● **Given instruction**: Your answer should be a single number: how many lines in the data below hold the string "JSON".
# # # #
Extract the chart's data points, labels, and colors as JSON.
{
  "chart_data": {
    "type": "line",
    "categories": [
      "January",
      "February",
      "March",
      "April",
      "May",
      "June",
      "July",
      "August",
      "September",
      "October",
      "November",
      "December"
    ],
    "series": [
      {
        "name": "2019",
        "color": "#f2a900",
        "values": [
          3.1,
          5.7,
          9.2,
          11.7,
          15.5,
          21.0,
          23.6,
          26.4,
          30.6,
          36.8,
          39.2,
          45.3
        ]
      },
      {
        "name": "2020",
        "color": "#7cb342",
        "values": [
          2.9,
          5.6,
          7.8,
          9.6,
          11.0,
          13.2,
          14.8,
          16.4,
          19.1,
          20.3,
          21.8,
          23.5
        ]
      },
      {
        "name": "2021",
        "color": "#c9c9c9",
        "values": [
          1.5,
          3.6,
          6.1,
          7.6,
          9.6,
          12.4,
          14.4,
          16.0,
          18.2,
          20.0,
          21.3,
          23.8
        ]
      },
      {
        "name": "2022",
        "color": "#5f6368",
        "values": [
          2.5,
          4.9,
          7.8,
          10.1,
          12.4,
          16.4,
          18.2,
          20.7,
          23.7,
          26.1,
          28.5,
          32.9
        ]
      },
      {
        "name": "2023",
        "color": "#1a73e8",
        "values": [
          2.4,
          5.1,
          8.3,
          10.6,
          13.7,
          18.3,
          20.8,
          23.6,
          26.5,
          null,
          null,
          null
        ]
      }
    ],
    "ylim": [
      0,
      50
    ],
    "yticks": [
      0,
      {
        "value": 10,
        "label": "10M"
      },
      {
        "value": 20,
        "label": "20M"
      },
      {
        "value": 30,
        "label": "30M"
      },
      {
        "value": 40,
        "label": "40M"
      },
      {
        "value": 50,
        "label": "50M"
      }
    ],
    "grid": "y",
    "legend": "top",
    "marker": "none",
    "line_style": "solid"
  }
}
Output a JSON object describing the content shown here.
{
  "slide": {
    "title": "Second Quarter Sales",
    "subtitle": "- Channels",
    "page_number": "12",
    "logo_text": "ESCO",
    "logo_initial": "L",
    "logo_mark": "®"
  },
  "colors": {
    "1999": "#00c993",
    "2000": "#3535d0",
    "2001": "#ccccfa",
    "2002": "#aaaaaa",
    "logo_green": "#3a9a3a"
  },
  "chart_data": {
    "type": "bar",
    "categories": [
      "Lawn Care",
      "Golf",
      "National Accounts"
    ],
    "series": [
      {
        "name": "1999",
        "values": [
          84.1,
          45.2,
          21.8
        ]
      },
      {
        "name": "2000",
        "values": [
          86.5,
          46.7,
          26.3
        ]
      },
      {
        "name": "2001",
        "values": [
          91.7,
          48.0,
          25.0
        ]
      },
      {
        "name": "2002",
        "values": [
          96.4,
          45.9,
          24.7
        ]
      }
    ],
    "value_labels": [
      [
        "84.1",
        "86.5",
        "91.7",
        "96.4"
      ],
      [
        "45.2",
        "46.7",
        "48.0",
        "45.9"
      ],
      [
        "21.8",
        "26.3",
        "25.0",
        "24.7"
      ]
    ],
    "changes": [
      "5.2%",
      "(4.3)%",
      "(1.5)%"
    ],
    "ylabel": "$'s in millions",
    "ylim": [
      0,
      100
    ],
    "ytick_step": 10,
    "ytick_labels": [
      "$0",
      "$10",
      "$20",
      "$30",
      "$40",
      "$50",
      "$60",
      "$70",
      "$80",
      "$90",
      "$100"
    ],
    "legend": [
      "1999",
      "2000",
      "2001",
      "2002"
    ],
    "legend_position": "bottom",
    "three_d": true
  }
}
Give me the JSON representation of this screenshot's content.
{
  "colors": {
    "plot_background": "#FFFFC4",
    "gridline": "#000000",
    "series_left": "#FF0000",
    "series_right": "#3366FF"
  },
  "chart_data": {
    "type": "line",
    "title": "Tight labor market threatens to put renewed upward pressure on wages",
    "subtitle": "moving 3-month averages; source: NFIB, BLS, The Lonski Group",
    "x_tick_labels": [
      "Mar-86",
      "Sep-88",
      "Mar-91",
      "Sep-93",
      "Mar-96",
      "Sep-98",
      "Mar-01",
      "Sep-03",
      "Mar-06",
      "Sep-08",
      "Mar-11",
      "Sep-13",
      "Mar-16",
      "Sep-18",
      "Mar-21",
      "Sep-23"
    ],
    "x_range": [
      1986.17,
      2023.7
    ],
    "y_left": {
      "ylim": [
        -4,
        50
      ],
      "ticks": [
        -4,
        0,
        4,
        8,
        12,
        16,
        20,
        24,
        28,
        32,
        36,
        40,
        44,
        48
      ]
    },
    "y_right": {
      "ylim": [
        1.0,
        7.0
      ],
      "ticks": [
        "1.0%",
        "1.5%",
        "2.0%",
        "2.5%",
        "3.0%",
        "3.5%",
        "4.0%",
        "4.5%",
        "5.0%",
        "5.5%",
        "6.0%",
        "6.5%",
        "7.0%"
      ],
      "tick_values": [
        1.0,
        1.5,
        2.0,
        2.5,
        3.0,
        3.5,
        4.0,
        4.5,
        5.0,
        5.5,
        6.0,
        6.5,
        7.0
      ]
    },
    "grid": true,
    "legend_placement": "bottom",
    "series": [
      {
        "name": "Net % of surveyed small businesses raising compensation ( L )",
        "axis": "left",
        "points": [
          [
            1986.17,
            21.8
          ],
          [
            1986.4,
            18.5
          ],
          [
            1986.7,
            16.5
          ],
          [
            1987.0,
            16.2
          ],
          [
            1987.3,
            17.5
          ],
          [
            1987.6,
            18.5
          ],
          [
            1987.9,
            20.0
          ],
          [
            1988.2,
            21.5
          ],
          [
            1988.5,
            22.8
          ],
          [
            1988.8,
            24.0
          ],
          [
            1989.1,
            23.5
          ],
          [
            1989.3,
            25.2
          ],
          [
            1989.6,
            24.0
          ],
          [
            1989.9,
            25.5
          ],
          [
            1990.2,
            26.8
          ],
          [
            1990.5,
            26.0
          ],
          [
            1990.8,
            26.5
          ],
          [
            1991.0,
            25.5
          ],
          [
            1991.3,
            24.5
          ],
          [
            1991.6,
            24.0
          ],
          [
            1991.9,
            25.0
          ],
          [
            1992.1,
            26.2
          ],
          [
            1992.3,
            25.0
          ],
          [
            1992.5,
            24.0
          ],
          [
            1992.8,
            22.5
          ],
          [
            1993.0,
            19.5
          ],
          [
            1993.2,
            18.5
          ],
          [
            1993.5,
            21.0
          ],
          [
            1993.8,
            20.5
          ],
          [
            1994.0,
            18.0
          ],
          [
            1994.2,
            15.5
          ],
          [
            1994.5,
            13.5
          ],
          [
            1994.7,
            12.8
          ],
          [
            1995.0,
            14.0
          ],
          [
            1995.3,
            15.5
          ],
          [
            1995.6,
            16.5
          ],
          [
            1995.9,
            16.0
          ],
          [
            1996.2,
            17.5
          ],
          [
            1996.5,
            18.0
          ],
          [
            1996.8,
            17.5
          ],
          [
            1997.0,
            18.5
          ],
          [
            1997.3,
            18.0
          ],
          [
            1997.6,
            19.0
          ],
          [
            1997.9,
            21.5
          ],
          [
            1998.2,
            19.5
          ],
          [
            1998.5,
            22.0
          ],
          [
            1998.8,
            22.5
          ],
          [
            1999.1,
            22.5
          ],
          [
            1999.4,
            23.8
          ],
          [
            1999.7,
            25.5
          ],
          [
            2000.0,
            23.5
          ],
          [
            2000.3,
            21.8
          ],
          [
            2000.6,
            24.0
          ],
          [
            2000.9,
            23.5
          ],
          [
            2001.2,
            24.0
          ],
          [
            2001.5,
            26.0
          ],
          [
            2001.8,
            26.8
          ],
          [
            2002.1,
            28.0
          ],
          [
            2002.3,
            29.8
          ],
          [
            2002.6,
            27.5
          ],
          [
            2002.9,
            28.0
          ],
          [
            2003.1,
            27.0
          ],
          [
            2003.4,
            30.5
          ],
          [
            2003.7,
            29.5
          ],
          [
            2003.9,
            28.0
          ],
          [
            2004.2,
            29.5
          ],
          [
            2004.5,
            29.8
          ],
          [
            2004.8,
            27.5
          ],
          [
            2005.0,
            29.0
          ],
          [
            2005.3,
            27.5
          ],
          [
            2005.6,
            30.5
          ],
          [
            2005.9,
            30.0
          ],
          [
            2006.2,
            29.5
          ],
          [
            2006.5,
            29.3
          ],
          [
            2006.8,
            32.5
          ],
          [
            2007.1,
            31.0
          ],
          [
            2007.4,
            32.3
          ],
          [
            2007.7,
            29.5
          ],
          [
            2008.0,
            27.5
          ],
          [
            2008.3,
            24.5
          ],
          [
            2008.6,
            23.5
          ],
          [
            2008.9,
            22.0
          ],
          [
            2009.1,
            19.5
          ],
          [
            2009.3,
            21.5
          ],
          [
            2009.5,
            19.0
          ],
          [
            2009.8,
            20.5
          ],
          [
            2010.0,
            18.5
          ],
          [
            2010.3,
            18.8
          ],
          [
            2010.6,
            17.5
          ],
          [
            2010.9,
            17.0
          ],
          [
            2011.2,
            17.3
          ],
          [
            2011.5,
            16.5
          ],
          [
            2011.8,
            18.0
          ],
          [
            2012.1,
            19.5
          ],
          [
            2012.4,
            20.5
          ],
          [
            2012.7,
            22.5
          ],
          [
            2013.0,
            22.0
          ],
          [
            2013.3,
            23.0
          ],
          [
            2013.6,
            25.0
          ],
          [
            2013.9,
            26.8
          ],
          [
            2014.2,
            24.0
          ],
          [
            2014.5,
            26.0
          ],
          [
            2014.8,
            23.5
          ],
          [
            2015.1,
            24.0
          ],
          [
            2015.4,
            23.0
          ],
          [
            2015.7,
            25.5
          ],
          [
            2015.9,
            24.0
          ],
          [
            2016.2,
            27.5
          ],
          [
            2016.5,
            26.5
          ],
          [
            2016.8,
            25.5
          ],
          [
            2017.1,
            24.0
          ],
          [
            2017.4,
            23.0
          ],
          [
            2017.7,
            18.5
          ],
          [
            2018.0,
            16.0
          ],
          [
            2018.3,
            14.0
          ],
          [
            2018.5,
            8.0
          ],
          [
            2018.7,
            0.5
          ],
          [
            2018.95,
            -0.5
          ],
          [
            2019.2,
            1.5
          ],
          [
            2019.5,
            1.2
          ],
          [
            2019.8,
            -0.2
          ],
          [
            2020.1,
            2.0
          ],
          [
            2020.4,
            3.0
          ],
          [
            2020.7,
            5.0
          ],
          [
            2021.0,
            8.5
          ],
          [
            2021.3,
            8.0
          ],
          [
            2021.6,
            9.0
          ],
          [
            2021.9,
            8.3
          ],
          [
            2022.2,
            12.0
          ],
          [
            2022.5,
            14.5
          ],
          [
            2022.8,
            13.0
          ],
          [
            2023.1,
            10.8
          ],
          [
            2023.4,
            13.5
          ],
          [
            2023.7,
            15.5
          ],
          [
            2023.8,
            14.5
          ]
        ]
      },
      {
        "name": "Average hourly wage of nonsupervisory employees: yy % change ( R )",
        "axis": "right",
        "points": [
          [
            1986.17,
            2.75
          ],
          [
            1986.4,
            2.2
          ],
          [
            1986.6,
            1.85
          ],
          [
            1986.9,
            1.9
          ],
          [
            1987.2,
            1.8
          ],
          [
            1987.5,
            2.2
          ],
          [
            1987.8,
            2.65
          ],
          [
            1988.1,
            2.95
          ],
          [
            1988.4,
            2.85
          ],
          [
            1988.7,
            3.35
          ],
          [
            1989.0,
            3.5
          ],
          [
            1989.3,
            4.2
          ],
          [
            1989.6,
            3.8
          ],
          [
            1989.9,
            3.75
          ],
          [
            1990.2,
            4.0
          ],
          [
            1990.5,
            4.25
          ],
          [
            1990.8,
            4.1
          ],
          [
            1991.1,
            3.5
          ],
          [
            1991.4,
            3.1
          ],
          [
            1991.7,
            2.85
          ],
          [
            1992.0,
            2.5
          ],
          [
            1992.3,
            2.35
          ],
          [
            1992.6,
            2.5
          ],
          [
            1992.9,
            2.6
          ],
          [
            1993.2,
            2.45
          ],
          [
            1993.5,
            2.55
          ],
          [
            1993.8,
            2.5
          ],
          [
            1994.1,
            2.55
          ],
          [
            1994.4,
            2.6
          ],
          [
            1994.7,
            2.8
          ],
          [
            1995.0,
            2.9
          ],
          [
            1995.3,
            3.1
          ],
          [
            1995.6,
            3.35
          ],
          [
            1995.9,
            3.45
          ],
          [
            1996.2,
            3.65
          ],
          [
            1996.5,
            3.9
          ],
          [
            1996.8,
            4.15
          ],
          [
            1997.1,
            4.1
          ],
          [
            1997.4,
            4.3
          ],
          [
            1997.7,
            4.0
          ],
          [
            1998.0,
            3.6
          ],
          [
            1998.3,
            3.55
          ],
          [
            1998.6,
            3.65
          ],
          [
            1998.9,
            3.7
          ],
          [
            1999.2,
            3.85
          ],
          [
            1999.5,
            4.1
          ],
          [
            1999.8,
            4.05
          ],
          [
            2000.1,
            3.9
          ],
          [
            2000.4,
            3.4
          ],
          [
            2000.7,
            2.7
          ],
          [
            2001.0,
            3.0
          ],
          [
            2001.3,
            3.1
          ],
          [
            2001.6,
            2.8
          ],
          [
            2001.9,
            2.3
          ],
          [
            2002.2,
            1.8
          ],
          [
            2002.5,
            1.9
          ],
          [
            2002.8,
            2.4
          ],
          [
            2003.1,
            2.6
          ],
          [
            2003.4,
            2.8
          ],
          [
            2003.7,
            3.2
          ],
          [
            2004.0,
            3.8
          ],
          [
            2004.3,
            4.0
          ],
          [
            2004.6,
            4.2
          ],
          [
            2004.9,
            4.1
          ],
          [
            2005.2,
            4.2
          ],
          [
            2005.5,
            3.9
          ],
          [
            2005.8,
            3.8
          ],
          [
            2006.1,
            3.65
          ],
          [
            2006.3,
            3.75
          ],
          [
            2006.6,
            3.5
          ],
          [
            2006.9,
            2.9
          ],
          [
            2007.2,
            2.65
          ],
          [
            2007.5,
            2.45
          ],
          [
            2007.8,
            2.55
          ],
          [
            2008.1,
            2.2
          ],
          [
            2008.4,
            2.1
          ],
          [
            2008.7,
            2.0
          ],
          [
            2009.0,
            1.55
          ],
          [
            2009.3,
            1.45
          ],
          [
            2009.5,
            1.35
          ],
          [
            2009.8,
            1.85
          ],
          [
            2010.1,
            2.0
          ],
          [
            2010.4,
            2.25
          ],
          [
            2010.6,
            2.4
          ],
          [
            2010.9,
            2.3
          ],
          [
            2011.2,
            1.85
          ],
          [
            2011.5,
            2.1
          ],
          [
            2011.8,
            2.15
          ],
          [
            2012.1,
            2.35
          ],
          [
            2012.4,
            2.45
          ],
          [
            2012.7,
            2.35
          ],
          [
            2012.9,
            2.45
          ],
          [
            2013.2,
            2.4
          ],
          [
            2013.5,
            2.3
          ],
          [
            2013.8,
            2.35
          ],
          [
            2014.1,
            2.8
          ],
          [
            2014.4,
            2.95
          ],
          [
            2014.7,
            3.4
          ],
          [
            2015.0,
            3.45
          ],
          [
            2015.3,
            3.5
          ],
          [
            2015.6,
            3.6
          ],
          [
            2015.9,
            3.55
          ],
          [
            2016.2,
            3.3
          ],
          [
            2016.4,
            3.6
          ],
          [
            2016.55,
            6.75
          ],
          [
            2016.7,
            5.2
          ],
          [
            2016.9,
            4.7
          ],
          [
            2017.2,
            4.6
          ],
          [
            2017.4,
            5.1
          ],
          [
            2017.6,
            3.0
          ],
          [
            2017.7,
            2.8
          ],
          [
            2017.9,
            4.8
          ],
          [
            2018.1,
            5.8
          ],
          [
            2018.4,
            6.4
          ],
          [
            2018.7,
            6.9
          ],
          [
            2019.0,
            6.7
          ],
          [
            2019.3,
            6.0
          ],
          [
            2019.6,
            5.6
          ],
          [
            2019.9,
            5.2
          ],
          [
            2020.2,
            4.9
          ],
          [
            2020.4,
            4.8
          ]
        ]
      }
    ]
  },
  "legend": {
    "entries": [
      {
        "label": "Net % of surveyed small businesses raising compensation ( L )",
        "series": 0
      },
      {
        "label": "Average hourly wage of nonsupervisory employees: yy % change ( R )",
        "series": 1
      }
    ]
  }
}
# # # #
● **Task result**: 3